**Required work**
Output every entry exactly as written.
————
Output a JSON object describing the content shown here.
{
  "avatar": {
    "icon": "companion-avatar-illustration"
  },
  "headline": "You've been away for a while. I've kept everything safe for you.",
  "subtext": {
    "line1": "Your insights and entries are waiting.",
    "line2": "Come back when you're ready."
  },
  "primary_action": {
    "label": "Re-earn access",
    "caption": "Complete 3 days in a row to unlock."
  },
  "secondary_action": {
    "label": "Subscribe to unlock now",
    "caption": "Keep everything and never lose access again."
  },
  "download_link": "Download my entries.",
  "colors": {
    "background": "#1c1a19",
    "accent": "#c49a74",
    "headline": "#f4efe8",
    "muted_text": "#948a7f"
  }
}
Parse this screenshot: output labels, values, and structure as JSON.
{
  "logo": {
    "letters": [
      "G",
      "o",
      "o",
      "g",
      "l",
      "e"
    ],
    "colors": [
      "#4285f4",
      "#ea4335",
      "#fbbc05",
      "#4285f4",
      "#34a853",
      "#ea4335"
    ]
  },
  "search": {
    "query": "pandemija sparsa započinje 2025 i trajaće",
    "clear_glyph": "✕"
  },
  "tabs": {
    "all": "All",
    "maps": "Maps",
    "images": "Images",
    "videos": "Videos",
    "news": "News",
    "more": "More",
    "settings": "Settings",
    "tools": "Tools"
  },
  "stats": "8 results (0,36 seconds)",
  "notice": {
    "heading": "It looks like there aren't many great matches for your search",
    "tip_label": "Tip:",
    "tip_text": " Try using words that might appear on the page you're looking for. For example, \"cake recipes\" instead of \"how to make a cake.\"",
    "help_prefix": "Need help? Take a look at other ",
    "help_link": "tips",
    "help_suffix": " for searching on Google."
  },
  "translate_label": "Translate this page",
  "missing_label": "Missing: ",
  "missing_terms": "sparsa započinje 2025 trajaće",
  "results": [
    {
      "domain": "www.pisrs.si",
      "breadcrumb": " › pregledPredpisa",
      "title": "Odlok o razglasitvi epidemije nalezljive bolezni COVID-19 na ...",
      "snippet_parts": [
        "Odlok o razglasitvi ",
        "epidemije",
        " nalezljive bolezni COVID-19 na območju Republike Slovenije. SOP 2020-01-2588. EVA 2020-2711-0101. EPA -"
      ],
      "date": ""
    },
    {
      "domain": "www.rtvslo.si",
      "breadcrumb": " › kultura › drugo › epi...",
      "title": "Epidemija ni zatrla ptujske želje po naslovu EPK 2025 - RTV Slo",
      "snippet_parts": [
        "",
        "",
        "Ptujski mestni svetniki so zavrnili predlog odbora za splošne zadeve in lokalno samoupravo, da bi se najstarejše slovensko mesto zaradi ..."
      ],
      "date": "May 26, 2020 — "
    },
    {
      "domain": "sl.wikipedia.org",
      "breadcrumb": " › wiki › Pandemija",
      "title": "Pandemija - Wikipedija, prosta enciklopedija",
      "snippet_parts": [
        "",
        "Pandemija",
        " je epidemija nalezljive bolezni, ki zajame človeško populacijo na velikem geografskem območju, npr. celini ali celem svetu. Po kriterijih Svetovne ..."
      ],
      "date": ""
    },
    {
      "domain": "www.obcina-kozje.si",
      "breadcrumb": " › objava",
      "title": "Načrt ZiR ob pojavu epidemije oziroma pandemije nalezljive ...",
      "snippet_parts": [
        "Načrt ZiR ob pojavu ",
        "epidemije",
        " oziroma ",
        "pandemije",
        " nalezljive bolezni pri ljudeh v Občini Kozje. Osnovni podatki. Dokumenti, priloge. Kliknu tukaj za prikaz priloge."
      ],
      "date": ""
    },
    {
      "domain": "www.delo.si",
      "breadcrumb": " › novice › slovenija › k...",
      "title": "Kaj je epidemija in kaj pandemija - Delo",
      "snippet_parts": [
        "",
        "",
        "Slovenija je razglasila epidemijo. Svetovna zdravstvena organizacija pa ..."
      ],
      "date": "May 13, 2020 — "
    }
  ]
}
————
**Correct response**
Output a JSON object describing the content shown here.
{
  "avatar": {
    "icon": "companion-avatar-illustration"
  },
  "headline": "You've been away for a while. I've kept everything safe for you.",
  "subtext": {
    "line1": "Your insights and entries are waiting.",
    "line2": "Come back when you're ready."
  },
  "primary_action": {
    "label": "Re-earn access",
    "caption": "Complete 3 days in a row to unlock."
  },
  "secondary_action": {
    "label": "Subscribe to unlock now",
    "caption": "Keep everything and never lose access again."
  },
  "download_link": "Download my entries.",
  "colors": {
    "background": "#1c1a19",
    "accent": "#c49a74",
    "headline": "#f4efe8",
    "muted_text": "#948a7f"
  }
}
Parse this screenshot: output labels, values, and structure as JSON.
{
  "logo": {
    "letters": [
      "G",
      "o",
      "o",
      "g",
      "l",
      "e"
    ],
    "colors": [
      "#4285f4",
      "#ea4335",
      "#fbbc05",
      "#4285f4",
      "#34a853",
      "#ea4335"
    ]
  },
  "search": {
    "query": "pandemija sparsa započinje 2025 i trajaće",
    "clear_glyph": "✕"
  },
  "tabs": {
    "all": "All",
    "maps": "Maps",
    "images": "Images",
    "videos": "Videos",
    "news": "News",
    "more": "More",
    "settings": "Settings",
    "tools": "Tools"
  },
  "stats": "8 results (0,36 seconds)",
  "notice": {
    "heading": "It looks like there aren't many great matches for your search",
    "tip_label": "Tip:",
    "tip_text": " Try using words that might appear on the page you're looking for. For example, \"cake recipes\" instead of \"how to make a cake.\"",
    "help_prefix": "Need help? Take a look at other ",
    "help_link": "tips",
    "help_suffix": " for searching on Google."
  },
  "translate_label": "Translate this page",
  "missing_label": "Missing: ",
  "missing_terms": "sparsa započinje 2025 trajaće",
  "results": [
    {
      "domain": "www.pisrs.si",
      "breadcrumb": " › pregledPredpisa",
      "title": "Odlok o razglasitvi epidemije nalezljive bolezni COVID-19 na ...",
      "snippet_parts": [
        "Odlok o razglasitvi ",
        "epidemije",
        " nalezljive bolezni COVID-19 na območju Republike Slovenije. SOP 2020-01-2588. EVA 2020-2711-0101. EPA -"
      ],
      "date": ""
    },
    {
      "domain": "www.rtvslo.si",
      "breadcrumb": " › kultura › drugo › epi...",
      "title": "Epidemija ni zatrla ptujske želje po naslovu EPK 2025 - RTV Slo",
      "snippet_parts": [
        "",
        "",
        "Ptujski mestni svetniki so zavrnili predlog odbora za splošne zadeve in lokalno samoupravo, da bi se najstarejše slovensko mesto zaradi ..."
      ],
      "date": "May 26, 2020 — "
    },
    {
      "domain": "sl.wikipedia.org",
      "breadcrumb": " › wiki › Pandemija",
      "title": "Pandemija - Wikipedija, prosta enciklopedija",
      "snippet_parts": [
        "",
        "Pandemija",
        " je epidemija nalezljive bolezni, ki zajame človeško populacijo na velikem geografskem območju, npr. celini ali celem svetu. Po kriterijih Svetovne ..."
      ],
      "date": ""
    },
    {
      "domain": "www.obcina-kozje.si",
      "breadcrumb": " › objava",
      "title": "Načrt ZiR ob pojavu epidemije oziroma pandemije nalezljive ...",
      "snippet_parts": [
        "Načrt ZiR ob pojavu ",
        "epidemije",
        " oziroma ",
        "pandemije",
        " nalezljive bolezni pri ljudeh v Občini Kozje. Osnovni podatki. Dokumenti, priloge. Kliknu tukaj za prikaz priloge."
      ],
      "date": ""
    },
    {
      "domain": "www.delo.si",
      "breadcrumb": " › novice › slovenija › k...",
      "title": "Kaj je epidemija in kaj pandemija - Delo",
      "snippet_parts": [
        "",
        "",
        "Slovenija je razglasila epidemijo. Svetovna zdravstvena organizacija pa ..."
      ],
      "date": "May 13, 2020 — "
    }
  ]
}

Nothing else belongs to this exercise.